PROBLEM DESCRIPTION:
Wherever the string "коэффициента" occurs in a line of these records, report that line.

(Collected data)
---------------

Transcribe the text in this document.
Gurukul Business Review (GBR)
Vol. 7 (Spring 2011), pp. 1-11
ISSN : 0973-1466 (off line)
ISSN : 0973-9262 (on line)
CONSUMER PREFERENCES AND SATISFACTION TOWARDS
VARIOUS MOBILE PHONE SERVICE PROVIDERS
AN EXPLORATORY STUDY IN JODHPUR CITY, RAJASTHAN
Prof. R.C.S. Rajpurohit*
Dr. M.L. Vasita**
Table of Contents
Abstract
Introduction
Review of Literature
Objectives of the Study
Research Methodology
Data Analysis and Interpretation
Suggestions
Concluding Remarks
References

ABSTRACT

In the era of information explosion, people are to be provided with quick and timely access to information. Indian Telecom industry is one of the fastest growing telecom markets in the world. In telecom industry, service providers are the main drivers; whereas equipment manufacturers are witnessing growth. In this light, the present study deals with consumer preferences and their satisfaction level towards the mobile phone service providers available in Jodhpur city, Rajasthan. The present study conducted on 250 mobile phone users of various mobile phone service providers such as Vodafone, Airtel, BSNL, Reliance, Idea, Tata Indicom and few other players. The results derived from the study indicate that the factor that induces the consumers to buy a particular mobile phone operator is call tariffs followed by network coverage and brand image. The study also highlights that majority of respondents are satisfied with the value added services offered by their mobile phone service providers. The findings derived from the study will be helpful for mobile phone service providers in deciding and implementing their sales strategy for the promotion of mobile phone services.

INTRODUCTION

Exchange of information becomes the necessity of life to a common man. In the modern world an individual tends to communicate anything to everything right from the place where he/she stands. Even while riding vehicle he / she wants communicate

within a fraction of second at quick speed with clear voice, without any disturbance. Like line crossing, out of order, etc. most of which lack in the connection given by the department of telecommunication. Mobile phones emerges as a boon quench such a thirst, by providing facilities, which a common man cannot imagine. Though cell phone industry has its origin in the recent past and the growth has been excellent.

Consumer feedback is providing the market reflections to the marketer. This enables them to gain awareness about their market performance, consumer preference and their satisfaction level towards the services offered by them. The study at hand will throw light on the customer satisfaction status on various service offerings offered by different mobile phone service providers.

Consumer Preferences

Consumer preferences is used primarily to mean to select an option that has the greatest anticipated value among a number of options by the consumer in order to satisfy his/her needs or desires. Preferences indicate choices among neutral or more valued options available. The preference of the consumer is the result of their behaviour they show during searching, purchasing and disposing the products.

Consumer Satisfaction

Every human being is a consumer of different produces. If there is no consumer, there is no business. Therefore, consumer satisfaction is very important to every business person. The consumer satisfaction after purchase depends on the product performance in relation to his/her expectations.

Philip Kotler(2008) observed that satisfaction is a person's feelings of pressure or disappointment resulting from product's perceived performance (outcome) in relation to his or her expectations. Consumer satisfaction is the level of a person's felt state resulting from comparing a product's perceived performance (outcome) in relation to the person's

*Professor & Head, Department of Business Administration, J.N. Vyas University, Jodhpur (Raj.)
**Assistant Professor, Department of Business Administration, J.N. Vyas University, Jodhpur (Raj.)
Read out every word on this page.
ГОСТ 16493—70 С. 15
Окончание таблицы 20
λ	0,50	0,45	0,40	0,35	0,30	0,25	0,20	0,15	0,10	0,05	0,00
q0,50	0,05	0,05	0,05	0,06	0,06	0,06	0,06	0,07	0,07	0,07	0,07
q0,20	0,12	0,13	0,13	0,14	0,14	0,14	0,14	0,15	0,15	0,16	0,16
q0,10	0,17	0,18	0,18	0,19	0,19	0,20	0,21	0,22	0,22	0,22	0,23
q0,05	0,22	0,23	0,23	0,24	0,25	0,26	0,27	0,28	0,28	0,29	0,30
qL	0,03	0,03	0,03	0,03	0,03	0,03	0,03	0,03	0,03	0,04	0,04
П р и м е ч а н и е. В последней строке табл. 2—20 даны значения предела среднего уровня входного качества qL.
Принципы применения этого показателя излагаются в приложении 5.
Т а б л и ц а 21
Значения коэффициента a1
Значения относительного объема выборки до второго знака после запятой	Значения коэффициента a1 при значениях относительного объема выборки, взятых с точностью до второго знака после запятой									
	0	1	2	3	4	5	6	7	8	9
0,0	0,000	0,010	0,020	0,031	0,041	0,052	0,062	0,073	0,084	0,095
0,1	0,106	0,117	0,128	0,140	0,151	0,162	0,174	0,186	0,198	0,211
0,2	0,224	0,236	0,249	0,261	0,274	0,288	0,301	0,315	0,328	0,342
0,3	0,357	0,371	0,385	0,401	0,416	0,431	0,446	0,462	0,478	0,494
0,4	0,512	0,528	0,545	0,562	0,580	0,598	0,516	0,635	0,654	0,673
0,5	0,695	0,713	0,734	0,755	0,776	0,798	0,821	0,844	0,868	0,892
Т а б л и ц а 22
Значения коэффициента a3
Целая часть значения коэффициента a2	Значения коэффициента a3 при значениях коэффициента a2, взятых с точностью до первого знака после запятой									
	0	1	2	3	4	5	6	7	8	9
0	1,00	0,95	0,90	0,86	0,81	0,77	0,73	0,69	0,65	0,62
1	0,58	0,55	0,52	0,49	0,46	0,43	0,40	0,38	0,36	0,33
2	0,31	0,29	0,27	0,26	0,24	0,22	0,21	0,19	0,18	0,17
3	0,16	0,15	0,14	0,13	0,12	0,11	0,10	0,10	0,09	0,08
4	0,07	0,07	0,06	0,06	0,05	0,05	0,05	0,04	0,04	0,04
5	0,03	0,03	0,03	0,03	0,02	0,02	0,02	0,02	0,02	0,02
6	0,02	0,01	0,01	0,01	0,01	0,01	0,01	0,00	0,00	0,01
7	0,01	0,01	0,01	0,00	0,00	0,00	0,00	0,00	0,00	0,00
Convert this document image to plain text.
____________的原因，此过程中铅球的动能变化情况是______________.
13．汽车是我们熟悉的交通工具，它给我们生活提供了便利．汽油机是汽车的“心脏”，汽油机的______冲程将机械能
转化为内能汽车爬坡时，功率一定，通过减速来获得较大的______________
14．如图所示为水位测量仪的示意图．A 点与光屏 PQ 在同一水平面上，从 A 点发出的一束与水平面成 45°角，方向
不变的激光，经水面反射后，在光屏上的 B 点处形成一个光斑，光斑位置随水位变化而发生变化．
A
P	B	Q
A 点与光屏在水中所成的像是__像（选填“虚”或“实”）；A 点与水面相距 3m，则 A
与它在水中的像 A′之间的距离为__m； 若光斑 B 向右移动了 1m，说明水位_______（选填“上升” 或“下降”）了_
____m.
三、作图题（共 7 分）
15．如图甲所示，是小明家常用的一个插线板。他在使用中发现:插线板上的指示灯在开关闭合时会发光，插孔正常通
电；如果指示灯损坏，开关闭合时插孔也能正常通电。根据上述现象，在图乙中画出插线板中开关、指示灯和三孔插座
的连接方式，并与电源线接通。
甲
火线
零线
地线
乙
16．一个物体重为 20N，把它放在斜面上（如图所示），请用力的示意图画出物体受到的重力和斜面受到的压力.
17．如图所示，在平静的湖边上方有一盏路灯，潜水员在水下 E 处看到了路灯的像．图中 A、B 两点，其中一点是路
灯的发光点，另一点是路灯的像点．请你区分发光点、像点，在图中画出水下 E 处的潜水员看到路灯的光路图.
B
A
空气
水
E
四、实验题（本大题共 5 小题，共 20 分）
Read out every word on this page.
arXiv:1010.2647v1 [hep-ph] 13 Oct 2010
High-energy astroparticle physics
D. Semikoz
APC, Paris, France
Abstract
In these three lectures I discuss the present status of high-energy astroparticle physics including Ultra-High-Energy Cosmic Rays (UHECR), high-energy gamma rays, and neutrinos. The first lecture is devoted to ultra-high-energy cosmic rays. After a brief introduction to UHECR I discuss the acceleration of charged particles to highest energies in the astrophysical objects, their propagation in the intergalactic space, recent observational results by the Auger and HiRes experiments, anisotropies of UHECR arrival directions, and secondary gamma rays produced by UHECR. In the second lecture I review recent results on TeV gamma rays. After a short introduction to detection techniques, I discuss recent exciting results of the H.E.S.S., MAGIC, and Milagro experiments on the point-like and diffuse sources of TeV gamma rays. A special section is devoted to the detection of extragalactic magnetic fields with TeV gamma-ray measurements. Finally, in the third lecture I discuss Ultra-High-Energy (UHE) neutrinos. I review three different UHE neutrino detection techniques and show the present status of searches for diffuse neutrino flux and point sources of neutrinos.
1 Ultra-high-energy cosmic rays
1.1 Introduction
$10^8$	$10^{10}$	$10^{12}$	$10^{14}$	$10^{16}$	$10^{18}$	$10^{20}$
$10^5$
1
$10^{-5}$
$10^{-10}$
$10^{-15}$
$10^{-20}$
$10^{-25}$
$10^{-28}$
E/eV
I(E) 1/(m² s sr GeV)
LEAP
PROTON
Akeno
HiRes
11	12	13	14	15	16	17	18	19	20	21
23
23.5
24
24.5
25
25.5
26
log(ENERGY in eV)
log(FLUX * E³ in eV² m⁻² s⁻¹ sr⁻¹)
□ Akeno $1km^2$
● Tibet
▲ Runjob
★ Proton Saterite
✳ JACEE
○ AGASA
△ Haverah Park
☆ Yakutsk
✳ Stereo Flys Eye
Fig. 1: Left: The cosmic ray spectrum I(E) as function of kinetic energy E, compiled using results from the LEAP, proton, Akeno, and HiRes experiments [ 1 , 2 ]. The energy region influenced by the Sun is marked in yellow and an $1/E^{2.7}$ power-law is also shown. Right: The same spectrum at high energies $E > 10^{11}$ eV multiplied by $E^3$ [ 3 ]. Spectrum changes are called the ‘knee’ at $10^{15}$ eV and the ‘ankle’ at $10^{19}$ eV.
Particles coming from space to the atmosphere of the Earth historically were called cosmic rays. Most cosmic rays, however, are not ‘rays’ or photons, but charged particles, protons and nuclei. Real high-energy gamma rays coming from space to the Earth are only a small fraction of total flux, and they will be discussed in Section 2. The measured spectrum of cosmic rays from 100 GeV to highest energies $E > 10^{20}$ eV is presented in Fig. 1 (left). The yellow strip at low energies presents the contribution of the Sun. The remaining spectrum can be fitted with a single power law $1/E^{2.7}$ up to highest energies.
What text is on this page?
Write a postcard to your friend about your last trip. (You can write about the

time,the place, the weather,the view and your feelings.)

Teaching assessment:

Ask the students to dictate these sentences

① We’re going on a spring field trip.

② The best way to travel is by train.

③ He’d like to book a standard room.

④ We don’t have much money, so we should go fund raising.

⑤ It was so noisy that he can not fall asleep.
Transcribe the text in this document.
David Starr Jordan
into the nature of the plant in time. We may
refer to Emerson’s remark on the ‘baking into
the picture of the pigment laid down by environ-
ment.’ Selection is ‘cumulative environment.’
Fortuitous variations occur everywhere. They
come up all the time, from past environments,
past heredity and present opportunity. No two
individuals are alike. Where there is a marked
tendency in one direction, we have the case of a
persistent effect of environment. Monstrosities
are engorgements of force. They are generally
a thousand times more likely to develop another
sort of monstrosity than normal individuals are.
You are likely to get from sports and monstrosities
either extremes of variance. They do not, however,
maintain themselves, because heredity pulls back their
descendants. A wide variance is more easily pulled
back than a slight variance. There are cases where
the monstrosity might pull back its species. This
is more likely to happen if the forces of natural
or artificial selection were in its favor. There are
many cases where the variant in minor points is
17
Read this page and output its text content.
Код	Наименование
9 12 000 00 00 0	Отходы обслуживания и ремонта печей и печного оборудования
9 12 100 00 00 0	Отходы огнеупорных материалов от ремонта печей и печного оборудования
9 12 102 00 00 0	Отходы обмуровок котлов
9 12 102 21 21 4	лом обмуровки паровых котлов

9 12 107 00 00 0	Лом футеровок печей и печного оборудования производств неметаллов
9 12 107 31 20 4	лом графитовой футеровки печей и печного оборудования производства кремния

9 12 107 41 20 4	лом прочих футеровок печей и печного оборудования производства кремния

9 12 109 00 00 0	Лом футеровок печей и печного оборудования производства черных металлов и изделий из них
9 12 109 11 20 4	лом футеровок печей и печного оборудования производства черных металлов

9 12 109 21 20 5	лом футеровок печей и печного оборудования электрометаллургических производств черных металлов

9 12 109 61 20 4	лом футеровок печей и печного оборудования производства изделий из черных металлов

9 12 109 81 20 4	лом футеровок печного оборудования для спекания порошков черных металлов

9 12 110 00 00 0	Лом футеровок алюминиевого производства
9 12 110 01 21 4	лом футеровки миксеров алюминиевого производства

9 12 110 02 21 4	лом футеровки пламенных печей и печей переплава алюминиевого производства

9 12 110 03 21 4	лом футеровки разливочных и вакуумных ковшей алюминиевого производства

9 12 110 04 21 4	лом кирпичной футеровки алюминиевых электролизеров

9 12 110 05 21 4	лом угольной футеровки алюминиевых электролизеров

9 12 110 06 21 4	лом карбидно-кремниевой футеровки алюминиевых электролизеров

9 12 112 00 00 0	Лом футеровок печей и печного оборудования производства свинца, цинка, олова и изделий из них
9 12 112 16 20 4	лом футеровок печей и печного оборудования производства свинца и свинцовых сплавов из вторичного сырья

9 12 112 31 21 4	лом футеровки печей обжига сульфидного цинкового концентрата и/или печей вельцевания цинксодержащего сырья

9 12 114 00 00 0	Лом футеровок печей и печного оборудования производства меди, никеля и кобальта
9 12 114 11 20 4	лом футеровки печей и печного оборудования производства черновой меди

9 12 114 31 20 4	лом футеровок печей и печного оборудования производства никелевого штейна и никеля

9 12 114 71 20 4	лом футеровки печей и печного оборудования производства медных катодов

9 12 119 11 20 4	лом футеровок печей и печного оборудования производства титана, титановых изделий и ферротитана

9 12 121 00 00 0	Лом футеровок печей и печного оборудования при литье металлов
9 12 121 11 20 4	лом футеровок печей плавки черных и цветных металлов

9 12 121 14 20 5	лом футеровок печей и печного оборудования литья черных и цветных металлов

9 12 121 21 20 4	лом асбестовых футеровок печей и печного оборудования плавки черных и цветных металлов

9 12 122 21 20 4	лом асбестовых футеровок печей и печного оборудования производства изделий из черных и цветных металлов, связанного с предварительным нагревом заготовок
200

---------------

TASK SOLUTION:
Значения коэффициента a1
Значения относительного объема выборки до второго знака после запятой	Значения коэффициента a1 при значениях относительного объема выборки, взятых с точностью до второго знака после запятой									
Значения коэффициента a3
Целая часть значения коэффициента a2	Значения коэффициента a3 при значениях коэффициента a2, взятых с точностью до первого знака после запятой									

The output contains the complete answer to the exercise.